Exercise requirements: Copy all lines holding the word "content" from the entries.

── Material supplied ──

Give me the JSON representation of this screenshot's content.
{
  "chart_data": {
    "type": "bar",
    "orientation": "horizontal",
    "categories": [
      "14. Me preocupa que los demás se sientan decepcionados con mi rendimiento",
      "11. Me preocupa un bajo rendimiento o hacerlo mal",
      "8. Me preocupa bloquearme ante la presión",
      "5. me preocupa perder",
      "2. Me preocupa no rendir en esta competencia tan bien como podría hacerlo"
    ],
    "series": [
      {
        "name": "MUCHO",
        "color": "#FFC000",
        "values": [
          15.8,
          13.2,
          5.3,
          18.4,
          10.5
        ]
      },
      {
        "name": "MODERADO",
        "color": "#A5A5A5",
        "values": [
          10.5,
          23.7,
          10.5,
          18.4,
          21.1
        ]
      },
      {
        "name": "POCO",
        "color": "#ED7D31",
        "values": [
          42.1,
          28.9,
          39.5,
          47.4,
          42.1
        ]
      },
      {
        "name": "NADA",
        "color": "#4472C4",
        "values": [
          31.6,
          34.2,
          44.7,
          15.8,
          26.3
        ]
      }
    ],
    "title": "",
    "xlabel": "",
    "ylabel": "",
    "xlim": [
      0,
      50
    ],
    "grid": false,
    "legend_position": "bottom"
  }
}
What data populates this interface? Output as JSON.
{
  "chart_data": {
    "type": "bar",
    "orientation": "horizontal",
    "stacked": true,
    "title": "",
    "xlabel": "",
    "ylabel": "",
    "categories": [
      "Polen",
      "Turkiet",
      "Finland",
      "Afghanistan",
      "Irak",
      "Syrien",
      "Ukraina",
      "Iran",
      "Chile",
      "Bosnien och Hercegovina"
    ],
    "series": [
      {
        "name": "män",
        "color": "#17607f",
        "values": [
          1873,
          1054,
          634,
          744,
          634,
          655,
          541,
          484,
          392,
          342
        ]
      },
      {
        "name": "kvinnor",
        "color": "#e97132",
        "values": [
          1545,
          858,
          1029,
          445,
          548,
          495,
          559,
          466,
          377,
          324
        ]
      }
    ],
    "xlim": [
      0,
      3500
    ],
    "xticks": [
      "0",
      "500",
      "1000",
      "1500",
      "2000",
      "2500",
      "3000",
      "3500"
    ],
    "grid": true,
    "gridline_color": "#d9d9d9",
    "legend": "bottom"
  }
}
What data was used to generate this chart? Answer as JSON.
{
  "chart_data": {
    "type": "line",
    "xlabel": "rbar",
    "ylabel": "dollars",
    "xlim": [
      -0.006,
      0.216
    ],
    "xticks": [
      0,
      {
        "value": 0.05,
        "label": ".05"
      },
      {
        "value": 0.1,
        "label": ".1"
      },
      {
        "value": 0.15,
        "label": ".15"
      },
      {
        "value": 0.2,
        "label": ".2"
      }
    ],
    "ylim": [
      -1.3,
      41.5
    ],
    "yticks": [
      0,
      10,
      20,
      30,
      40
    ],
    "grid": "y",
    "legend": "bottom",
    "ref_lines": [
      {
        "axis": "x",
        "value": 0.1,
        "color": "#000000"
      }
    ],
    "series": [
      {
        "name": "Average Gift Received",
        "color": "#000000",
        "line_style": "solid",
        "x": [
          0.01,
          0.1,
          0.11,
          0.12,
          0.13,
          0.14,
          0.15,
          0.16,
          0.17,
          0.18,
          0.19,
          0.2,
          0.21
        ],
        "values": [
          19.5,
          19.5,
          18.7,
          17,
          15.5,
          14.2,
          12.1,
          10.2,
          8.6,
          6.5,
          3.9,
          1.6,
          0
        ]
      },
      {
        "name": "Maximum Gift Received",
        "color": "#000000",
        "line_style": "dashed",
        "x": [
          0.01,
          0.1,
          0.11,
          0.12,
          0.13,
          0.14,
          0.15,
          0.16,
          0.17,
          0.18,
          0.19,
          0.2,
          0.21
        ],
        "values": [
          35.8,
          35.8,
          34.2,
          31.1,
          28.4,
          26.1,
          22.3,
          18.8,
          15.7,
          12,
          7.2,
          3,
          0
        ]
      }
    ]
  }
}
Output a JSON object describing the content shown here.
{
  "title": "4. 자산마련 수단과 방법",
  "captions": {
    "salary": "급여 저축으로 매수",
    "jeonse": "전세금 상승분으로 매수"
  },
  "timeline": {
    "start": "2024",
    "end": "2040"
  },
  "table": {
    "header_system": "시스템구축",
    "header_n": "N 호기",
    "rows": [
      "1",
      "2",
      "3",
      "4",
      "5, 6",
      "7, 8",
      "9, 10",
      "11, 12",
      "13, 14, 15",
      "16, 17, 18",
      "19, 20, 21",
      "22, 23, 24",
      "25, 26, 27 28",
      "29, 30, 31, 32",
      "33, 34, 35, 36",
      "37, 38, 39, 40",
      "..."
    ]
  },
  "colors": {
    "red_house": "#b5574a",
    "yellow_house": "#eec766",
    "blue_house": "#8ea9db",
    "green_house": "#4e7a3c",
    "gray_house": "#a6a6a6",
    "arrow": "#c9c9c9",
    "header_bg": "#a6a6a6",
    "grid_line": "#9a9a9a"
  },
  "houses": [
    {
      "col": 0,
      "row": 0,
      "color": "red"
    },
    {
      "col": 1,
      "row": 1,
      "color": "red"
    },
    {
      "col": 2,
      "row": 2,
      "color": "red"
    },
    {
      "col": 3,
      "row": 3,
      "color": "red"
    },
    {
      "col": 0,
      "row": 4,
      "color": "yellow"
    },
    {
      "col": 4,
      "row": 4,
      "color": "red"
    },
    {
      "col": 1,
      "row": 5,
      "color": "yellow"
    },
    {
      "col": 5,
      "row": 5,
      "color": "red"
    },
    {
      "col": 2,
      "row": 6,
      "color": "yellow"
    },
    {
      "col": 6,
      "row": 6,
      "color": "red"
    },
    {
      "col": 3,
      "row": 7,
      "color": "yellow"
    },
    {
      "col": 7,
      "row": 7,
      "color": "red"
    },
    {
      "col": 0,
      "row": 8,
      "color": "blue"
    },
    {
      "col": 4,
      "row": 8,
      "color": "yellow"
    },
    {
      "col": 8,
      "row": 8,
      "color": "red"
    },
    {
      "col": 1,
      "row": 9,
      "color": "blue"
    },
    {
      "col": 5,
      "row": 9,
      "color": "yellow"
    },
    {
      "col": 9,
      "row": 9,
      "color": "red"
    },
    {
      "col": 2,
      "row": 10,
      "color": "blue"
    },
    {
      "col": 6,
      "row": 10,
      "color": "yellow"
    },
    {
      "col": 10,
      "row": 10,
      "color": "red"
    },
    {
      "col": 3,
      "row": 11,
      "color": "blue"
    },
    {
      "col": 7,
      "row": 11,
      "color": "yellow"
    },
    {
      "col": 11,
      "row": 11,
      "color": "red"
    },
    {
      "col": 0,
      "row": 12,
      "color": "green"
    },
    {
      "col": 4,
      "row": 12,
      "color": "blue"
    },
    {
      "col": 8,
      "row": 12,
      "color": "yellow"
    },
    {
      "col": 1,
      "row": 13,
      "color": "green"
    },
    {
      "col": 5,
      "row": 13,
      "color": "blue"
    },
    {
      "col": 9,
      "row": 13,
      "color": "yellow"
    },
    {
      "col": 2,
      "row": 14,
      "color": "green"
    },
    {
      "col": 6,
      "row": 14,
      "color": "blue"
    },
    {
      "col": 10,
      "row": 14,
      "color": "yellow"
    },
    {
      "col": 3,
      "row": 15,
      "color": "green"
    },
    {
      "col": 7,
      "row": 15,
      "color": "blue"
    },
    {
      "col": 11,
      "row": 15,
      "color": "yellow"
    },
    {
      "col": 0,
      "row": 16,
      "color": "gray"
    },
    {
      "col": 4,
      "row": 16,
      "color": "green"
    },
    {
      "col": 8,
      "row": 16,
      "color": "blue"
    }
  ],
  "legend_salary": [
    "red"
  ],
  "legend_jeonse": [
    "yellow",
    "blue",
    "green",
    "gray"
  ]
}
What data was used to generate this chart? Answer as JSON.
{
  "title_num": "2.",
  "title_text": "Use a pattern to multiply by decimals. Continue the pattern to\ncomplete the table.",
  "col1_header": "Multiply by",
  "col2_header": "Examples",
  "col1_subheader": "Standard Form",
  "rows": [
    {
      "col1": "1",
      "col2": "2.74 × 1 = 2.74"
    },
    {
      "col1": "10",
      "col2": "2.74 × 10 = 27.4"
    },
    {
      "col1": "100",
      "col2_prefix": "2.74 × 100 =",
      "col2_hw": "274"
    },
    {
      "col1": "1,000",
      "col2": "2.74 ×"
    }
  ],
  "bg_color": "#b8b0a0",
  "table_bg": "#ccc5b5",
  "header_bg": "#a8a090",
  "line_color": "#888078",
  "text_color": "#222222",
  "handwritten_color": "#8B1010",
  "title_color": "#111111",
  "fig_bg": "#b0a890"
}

───

Result of this task:
Give me the JSON representation of this screenshot's content.
Output a JSON object describing the content shown here.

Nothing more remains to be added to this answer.